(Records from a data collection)
--- Start ---

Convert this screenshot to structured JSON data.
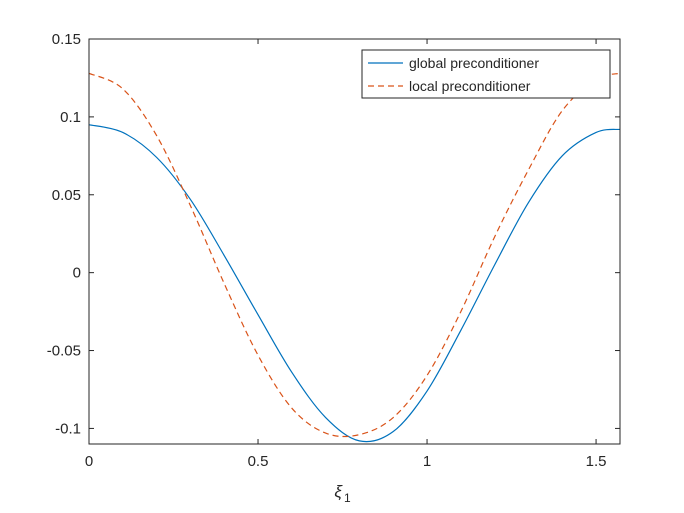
{
  "chart_data": {
    "type": "line",
    "title": "",
    "xlabel_main": "ξ",
    "xlabel_sub": "1",
    "ylabel": "",
    "xlim": [
      0,
      1.5708
    ],
    "ylim": [
      -0.11,
      0.15
    ],
    "xticks": [
      0,
      0.5,
      1,
      1.5
    ],
    "xtick_labels": [
      "0",
      "0.5",
      "1",
      "1.5"
    ],
    "yticks": [
      -0.1,
      -0.05,
      0,
      0.05,
      0.1,
      0.15
    ],
    "ytick_labels": [
      "-0.1",
      "-0.05",
      "0",
      "0.05",
      "0.1",
      "0.15"
    ],
    "grid": false,
    "legend_position": "top-right",
    "x": [
      0,
      0.1,
      0.2,
      0.3,
      0.4,
      0.5,
      0.6,
      0.7,
      0.8,
      0.9,
      1.0,
      1.1,
      1.2,
      1.3,
      1.4,
      1.5,
      1.5708
    ],
    "series": [
      {
        "name": "global preconditioner",
        "color": "#0072bd",
        "dash": "solid",
        "values": [
          0.095,
          0.09,
          0.074,
          0.047,
          0.011,
          -0.027,
          -0.064,
          -0.093,
          -0.108,
          -0.102,
          -0.076,
          -0.037,
          0.005,
          0.045,
          0.075,
          0.09,
          0.092
        ]
      },
      {
        "name": "local preconditioner",
        "color": "#d95319",
        "dash": "dashed",
        "values": [
          0.128,
          0.118,
          0.088,
          0.043,
          -0.007,
          -0.053,
          -0.087,
          -0.103,
          -0.104,
          -0.093,
          -0.066,
          -0.025,
          0.023,
          0.066,
          0.104,
          0.124,
          0.128
        ]
      }
    ]
  }
}
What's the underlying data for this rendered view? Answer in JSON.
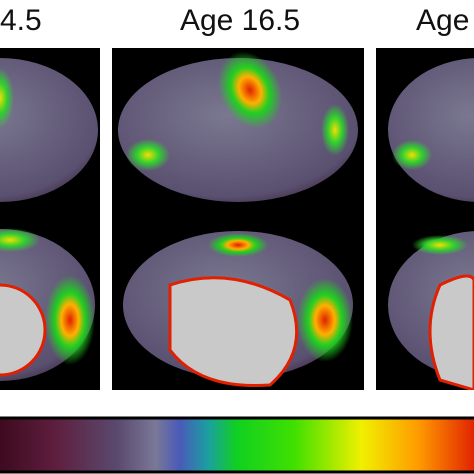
{
  "panels": [
    {
      "label": "4.5"
    },
    {
      "label": "Age 16.5"
    },
    {
      "label": "Age"
    }
  ]
}
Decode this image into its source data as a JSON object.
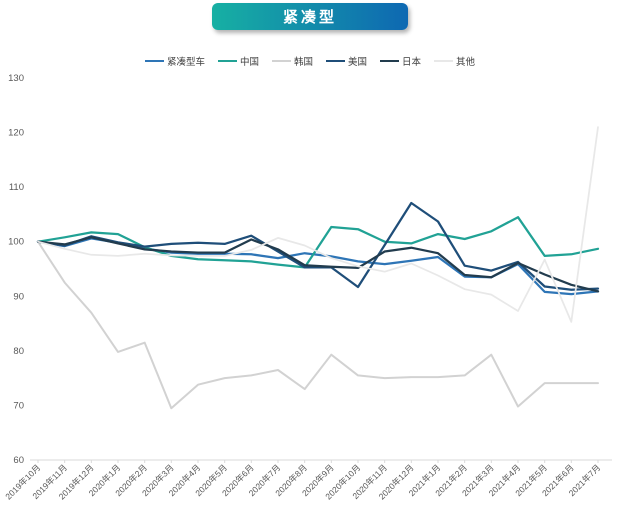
{
  "title": {
    "badge_label": "紧凑型"
  },
  "colors": {
    "badge_gradient_start": "#17B0A3",
    "badge_gradient_end": "#0E68B2",
    "axis_line": "#D9D9D9",
    "tick_label": "#595959"
  },
  "chart_data": {
    "type": "line",
    "title": "紧凑型",
    "xlabel": "",
    "ylabel": "",
    "ylim": [
      60,
      130
    ],
    "yticks": [
      60,
      70,
      80,
      90,
      100,
      110,
      120,
      130
    ],
    "grid": false,
    "legend_position": "top",
    "categories": [
      "2019年10月",
      "2019年11月",
      "2019年12月",
      "2020年1月",
      "2020年2月",
      "2020年3月",
      "2020年4月",
      "2020年5月",
      "2020年6月",
      "2020年7月",
      "2020年8月",
      "2020年9月",
      "2020年10月",
      "2020年11月",
      "2020年12月",
      "2021年1月",
      "2021年2月",
      "2021年3月",
      "2021年4月",
      "2021年5月",
      "2021年6月",
      "2021年7月"
    ],
    "series": [
      {
        "name": "紧凑型车",
        "color": "#2E75B6",
        "stroke_width": 2.25,
        "values": [
          100,
          99.2,
          100.6,
          99.8,
          98.8,
          98.0,
          97.8,
          97.8,
          97.7,
          97.0,
          97.9,
          97.3,
          96.4,
          95.9,
          96.5,
          97.2,
          93.6,
          93.5,
          95.9,
          90.8,
          90.4,
          90.9
        ]
      },
      {
        "name": "中国",
        "color": "#21A295",
        "stroke_width": 2.25,
        "values": [
          100,
          100.8,
          101.7,
          101.4,
          99.0,
          97.4,
          96.8,
          96.6,
          96.4,
          95.8,
          95.3,
          102.7,
          102.3,
          100.0,
          99.7,
          101.4,
          100.5,
          101.9,
          104.5,
          97.4,
          97.7,
          98.7
        ]
      },
      {
        "name": "韩国",
        "color": "#D2D2D2",
        "stroke_width": 2,
        "values": [
          100,
          92.5,
          87.0,
          79.8,
          81.5,
          69.5,
          73.8,
          75.0,
          75.5,
          76.5,
          73.0,
          79.3,
          75.5,
          75.0,
          75.2,
          75.2,
          75.5,
          79.3,
          69.8,
          74.1,
          74.1,
          74.1
        ]
      },
      {
        "name": "美国",
        "color": "#1F4E79",
        "stroke_width": 2.25,
        "values": [
          100,
          99.3,
          101.0,
          99.9,
          99.1,
          99.6,
          99.8,
          99.6,
          101.1,
          98.2,
          95.3,
          95.3,
          91.7,
          99.4,
          107.1,
          103.7,
          95.6,
          94.7,
          96.3,
          91.8,
          91.2,
          91.4
        ]
      },
      {
        "name": "日本",
        "color": "#223C4E",
        "stroke_width": 2.25,
        "values": [
          100,
          99.5,
          100.8,
          99.7,
          98.6,
          98.2,
          98.0,
          98.0,
          100.4,
          98.6,
          95.7,
          95.4,
          95.2,
          98.2,
          98.9,
          97.9,
          93.9,
          93.5,
          96.1,
          94.0,
          92.1,
          90.9
        ]
      },
      {
        "name": "其他",
        "color": "#E8E8E8",
        "stroke_width": 1.75,
        "values": [
          100,
          98.7,
          97.6,
          97.4,
          97.8,
          97.5,
          97.4,
          97.4,
          98.5,
          100.7,
          99.3,
          97.0,
          95.5,
          94.5,
          96.0,
          93.8,
          91.3,
          90.3,
          87.3,
          96.7,
          85.3,
          121.0
        ]
      }
    ]
  }
}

--- End ---

◆ SHORT PROBLEM: Working from the entries above, return all lines that contain "JSON".

◆ OUTPUT BELOW:
Convert this screenshot to structured JSON data.
What's the underlying data for this rendered view? Answer in JSON.
Decode this image into its source data as a JSON object.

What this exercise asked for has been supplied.